= YOUR INSTRUCTIONS =
In the entries that follow, find the word "Draft" and report each line it is on.

######

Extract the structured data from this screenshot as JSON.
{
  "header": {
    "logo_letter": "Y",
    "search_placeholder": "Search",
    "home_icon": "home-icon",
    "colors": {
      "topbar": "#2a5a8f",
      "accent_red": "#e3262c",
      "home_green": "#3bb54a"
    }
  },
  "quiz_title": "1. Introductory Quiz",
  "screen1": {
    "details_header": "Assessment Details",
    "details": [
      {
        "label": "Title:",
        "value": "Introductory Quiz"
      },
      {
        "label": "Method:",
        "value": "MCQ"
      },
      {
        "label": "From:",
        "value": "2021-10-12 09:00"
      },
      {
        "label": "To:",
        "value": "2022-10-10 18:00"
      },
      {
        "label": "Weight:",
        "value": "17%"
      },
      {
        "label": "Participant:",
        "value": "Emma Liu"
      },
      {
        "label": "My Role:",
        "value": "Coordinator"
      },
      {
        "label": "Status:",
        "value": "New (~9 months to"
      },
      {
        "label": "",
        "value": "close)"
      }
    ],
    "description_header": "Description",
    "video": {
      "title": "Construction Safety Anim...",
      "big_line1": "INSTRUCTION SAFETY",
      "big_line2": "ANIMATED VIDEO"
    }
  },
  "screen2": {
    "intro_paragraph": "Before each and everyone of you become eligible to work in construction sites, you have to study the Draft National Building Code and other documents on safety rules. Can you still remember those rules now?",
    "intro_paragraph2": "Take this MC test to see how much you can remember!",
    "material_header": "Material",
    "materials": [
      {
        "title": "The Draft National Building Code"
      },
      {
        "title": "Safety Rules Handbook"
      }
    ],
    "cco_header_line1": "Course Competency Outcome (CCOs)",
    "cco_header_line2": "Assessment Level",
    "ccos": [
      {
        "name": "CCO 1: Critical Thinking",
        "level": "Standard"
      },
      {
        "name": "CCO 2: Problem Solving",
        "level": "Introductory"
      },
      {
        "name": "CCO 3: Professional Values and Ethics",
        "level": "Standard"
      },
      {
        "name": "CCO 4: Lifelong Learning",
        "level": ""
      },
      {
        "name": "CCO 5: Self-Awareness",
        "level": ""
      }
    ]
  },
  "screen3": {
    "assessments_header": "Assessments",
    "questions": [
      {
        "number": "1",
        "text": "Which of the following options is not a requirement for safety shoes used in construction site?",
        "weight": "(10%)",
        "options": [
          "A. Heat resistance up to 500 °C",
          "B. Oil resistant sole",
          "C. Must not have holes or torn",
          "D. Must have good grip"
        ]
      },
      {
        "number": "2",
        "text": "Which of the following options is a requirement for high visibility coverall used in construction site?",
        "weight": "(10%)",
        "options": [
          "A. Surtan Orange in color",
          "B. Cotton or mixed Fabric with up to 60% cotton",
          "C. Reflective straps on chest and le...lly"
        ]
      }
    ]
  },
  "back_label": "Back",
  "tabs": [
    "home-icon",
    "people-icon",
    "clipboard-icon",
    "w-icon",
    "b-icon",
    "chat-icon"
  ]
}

######

= OUTPUT BELOW =
    "intro_paragraph": "Before each and everyone of you become eligible to work in construction sites, you have to study the Draft National Building Code and other documents on safety rules. Can you still remember those rules now?",
        "title": "The Draft National Building Code"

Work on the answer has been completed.